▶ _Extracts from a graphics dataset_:
:::::
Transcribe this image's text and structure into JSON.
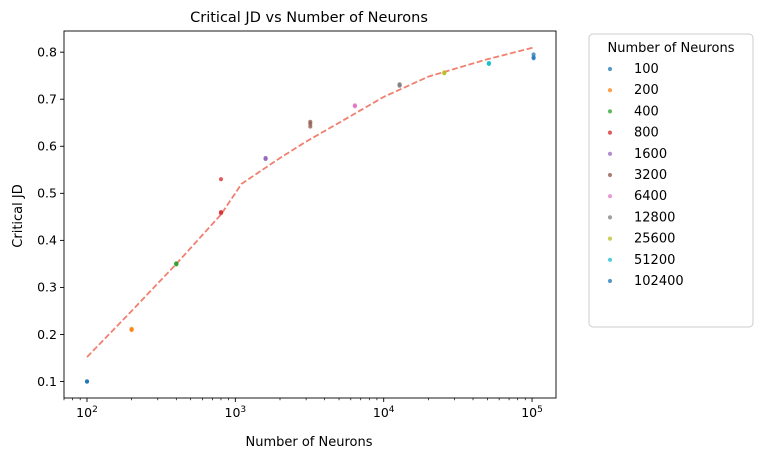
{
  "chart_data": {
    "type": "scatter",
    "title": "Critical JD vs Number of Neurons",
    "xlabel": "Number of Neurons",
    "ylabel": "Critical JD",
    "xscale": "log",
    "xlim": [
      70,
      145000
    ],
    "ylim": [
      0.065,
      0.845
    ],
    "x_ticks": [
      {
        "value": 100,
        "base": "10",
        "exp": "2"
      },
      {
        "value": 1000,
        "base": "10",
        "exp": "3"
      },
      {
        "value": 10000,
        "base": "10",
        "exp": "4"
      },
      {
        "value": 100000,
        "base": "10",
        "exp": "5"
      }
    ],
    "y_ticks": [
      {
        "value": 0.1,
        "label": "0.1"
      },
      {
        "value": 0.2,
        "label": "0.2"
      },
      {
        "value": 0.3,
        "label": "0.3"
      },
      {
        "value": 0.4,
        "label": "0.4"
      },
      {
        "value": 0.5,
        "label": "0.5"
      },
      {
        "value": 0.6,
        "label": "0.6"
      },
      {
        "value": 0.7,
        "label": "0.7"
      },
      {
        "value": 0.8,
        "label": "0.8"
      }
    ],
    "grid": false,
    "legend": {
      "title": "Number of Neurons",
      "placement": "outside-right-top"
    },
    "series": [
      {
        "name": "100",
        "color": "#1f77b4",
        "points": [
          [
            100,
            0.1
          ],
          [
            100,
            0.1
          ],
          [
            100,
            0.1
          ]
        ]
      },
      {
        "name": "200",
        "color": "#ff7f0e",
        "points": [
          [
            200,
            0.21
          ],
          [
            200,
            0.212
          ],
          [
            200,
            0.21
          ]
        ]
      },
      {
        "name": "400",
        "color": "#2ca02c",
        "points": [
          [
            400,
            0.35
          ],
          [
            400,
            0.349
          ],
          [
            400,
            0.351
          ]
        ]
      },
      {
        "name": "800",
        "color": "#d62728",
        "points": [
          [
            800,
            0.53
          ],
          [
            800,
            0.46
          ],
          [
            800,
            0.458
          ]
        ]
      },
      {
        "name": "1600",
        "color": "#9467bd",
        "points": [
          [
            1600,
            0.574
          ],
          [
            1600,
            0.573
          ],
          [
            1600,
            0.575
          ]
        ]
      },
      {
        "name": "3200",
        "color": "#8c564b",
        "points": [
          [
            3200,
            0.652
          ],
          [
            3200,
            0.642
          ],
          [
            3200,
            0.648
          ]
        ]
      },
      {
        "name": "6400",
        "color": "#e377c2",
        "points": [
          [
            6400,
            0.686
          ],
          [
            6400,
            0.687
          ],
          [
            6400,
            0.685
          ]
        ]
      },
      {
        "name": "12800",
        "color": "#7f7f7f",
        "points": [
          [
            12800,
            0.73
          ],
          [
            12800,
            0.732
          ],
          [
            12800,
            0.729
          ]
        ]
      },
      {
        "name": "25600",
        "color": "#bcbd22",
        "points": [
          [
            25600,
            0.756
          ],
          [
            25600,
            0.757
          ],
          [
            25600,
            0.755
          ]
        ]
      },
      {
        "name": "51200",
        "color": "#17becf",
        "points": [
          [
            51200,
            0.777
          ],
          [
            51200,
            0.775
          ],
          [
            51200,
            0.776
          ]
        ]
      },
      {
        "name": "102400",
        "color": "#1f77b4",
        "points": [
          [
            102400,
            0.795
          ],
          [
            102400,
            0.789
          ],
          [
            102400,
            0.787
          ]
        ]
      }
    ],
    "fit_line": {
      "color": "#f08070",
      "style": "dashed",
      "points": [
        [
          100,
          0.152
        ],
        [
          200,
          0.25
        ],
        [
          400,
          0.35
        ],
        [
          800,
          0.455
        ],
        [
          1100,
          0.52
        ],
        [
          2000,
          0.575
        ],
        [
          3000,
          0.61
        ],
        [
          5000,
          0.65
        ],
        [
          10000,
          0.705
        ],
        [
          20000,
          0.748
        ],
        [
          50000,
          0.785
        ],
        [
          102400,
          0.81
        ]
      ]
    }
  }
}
:::::
▶ _What you are asked to do_:
Repeat the entries exactly. Pictures are excluded from the copy.

▶ _Response to the task_:
Transcribe this image's text and structure into JSON.
{
  "chart_data": {
    "type": "scatter",
    "title": "Critical JD vs Number of Neurons",
    "xlabel": "Number of Neurons",
    "ylabel": "Critical JD",
    "xscale": "log",
    "xlim": [
      70,
      145000
    ],
    "ylim": [
      0.065,
      0.845
    ],
    "x_ticks": [
      {
        "value": 100,
        "base": "10",
        "exp": "2"
      },
      {
        "value": 1000,
        "base": "10",
        "exp": "3"
      },
      {
        "value": 10000,
        "base": "10",
        "exp": "4"
      },
      {
        "value": 100000,
        "base": "10",
        "exp": "5"
      }
    ],
    "y_ticks": [
      {
        "value": 0.1,
        "label": "0.1"
      },
      {
        "value": 0.2,
        "label": "0.2"
      },
      {
        "value": 0.3,
        "label": "0.3"
      },
      {
        "value": 0.4,
        "label": "0.4"
      },
      {
        "value": 0.5,
        "label": "0.5"
      },
      {
        "value": 0.6,
        "label": "0.6"
      },
      {
        "value": 0.7,
        "label": "0.7"
      },
      {
        "value": 0.8,
        "label": "0.8"
      }
    ],
    "grid": false,
    "legend": {
      "title": "Number of Neurons",
      "placement": "outside-right-top"
    },
    "series": [
      {
        "name": "100",
        "color": "#1f77b4",
        "points": [
          [
            100,
            0.1
          ],
          [
            100,
            0.1
          ],
          [
            100,
            0.1
          ]
        ]
      },
      {
        "name": "200",
        "color": "#ff7f0e",
        "points": [
          [
            200,
            0.21
          ],
          [
            200,
            0.212
          ],
          [
            200,
            0.21
          ]
        ]
      },
      {
        "name": "400",
        "color": "#2ca02c",
        "points": [
          [
            400,
            0.35
          ],
          [
            400,
            0.349
          ],
          [
            400,
            0.351
          ]
        ]
      },
      {
        "name": "800",
        "color": "#d62728",
        "points": [
          [
            800,
            0.53
          ],
          [
            800,
            0.46
          ],
          [
            800,
            0.458
          ]
        ]
      },
      {
        "name": "1600",
        "color": "#9467bd",
        "points": [
          [
            1600,
            0.574
          ],
          [
            1600,
            0.573
          ],
          [
            1600,
            0.575
          ]
        ]
      },
      {
        "name": "3200",
        "color": "#8c564b",
        "points": [
          [
            3200,
            0.652
          ],
          [
            3200,
            0.642
          ],
          [
            3200,
            0.648
          ]
        ]
      },
      {
        "name": "6400",
        "color": "#e377c2",
        "points": [
          [
            6400,
            0.686
          ],
          [
            6400,
            0.687
          ],
          [
            6400,
            0.685
          ]
        ]
      },
      {
        "name": "12800",
        "color": "#7f7f7f",
        "points": [
          [
            12800,
            0.73
          ],
          [
            12800,
            0.732
          ],
          [
            12800,
            0.729
          ]
        ]
      },
      {
        "name": "25600",
        "color": "#bcbd22",
        "points": [
          [
            25600,
            0.756
          ],
          [
            25600,
            0.757
          ],
          [
            25600,
            0.755
          ]
        ]
      },
      {
        "name": "51200",
        "color": "#17becf",
        "points": [
          [
            51200,
            0.777
          ],
          [
            51200,
            0.775
          ],
          [
            51200,
            0.776
          ]
        ]
      },
      {
        "name": "102400",
        "color": "#1f77b4",
        "points": [
          [
            102400,
            0.795
          ],
          [
            102400,
            0.789
          ],
          [
            102400,
            0.787
          ]
        ]
      }
    ],
    "fit_line": {
      "color": "#f08070",
      "style": "dashed",
      "points": [
        [
          100,
          0.152
        ],
        [
          200,
          0.25
        ],
        [
          400,
          0.35
        ],
        [
          800,
          0.455
        ],
        [
          1100,
          0.52
        ],
        [
          2000,
          0.575
        ],
        [
          3000,
          0.61
        ],
        [
          5000,
          0.65
        ],
        [
          10000,
          0.705
        ],
        [
          20000,
          0.748
        ],
        [
          50000,
          0.785
        ],
        [
          102400,
          0.81
        ]
      ]
    }
  }
}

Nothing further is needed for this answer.